Request
Extend the parliamentary speech on mandatory minimum sentences by writing what comes after its final sentence.

Reading text
_ _ _ _ _
2019-06-17 23:14 [p.29254]
Mr. Speaker, I was just making the point that the Criminal Lawyers' Association has made, about why mandatory minimum sentences are important. It is because if a criminal lawyer has the possibility, a zero-sum game, that his or her client will get the minimum sentence that is there with no discretion of the judges to forge a penalty that is appropriate in the circumstances, the lawyer is not going to cut any deals. There will be no plea bargaining. There will be no efficiency. Therefore, the greatest single efficiency gain would have been what the Prime Minister promised us would happen, which is that mandatory minimum sentences, the way the Conservatives did it, would be eliminated. That was the promise that Canadians received over and over again, only to be completely thrown out in this bill.
It is a gigantic reform initiative. To be fair, it is all pertaining to criminal law but is a gigantic effort with this gigantic problem completely ignored. It is not a problem that I alone identify as an obstacle to efficiency gains and to addressing the crisis that Jordan represents, of people walking free from very serious crimes because we cannot get a trial in a reasonable amount of time. For reasons that escape me, the Liberals completely ignored that and did a number of other things, some of which are commendable but do not do what the objective of the bill was to be, which was to address the issue of inefficiency. That is the problem that the Criminal Lawyers' Association pointed out.
The courts have been reduced to simply being, as some people call them, slot machines of justice. They have no discretion at all. If the facts are made out, the penalty is there. It is push a button. Some judges have complained to me privately that they feel like they are simply automatons. That is not what judges historically have done. The Conservatives rendered them in this position that is invidious and, frankly, embarrassing to many judges. What they thought they had the power to do, which was to render an appropriate sentence to fit the crime, was thrown out the window when mandatory minimums were imposed on so many of the sentences in the Criminal Code.
_ _ _ _ _
Dataset excerpts

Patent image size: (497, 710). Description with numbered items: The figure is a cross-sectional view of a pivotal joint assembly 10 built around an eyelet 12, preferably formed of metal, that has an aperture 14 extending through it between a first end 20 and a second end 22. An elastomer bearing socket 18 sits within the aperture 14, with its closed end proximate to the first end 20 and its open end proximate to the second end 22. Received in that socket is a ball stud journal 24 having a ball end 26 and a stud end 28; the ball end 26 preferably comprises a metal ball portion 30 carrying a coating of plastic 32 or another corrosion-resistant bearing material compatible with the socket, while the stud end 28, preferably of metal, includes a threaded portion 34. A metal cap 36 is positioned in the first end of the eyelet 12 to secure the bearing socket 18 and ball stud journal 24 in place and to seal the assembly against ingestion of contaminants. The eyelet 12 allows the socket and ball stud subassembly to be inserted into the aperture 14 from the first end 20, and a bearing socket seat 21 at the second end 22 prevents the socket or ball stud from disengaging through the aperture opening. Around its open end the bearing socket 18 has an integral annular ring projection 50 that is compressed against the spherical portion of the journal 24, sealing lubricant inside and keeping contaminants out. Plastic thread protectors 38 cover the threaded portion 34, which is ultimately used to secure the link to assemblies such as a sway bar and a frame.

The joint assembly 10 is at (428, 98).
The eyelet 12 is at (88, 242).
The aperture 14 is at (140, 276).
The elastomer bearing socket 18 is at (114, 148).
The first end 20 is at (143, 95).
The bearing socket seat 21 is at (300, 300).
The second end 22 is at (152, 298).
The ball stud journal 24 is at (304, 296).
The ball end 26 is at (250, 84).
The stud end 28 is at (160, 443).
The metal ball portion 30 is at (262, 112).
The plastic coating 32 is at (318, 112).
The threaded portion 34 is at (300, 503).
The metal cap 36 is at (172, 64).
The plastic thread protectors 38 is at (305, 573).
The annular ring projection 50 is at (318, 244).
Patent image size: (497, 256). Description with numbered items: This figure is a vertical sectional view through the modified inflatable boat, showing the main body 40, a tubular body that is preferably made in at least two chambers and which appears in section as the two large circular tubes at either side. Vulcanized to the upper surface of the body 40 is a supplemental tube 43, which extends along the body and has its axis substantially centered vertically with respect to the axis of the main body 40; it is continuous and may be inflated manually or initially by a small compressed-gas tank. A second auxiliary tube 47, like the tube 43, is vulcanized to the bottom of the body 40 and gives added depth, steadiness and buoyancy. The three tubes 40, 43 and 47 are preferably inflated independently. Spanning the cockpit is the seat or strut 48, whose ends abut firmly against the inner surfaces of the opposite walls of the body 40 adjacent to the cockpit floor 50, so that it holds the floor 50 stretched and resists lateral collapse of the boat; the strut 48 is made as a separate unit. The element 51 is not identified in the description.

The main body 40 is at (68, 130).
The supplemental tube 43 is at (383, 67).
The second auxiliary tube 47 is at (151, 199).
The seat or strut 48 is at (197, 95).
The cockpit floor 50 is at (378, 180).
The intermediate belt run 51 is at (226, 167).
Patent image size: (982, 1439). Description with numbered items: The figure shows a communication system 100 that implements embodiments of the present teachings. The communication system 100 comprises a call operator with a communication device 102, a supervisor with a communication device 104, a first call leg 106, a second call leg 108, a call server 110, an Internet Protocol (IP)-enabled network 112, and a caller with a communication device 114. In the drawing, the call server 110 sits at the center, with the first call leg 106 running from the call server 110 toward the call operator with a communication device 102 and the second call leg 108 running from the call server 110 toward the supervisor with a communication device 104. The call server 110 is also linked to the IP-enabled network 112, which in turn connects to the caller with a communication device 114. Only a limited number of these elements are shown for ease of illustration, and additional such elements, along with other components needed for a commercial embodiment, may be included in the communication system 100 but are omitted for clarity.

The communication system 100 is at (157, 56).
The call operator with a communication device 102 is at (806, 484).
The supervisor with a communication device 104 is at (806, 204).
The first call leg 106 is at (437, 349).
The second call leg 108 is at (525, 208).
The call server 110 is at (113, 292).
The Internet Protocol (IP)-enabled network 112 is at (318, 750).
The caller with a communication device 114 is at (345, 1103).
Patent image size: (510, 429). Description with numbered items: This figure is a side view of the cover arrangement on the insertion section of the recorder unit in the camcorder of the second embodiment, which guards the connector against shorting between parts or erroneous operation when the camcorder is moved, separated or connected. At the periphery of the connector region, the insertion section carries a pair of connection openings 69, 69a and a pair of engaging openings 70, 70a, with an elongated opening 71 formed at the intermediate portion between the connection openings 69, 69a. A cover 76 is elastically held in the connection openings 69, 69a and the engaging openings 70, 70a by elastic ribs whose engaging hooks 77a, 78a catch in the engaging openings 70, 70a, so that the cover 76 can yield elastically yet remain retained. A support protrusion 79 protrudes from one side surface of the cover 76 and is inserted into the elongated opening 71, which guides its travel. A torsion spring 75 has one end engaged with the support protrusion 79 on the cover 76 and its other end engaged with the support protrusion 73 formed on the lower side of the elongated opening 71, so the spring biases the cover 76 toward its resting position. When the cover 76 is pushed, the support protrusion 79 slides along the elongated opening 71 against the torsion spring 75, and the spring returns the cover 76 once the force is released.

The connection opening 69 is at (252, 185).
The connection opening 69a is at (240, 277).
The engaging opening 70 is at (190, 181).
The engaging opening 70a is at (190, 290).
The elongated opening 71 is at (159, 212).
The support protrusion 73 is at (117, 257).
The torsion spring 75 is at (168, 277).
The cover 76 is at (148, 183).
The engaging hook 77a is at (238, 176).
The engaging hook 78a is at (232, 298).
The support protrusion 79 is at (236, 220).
_ _ _ _ _
Expected answer
We also have a crisis in Canada with the overrepresentation of indigenous women in particular. To his credit, the Minister of Justice referred to this problem. We all are aware of it. It is another national disgrace. Jonathan Rudin testified to the justice committee. He is a very memorable witness. He is a lawyer with the Aboriginal Legal Services in Toronto. He highlighted the government's inaction with regard to abolishing mandatory minimum sentences and its particular effect on indigenous women. Here is what he said:
[w]e have to look at the fact that there are still mandatory minimum sentences that take away from judges the ability to sentence indigenous women the way [judges] would like [them] to be sentenced. There are still provisions that restrict judges from using conditional sentences, which can keep women out of prison.
The first thing he urged the committee to recommend was to bring into legislation that judges have sentencing discretion, which the Liberals promised to do and did not.
I suspect the problem is much worse now, but in 2015 the proportion of indigenous adults in custody relative to their percentage of the population was eight times higher for indigenous men and a staggering 12 times higher for indigenous women. Any measure that could address this problem head-on has to be looked at seriously. The government's failure to address what the mandate letter from the Prime Minister told us it would do is a serious missed opportunity.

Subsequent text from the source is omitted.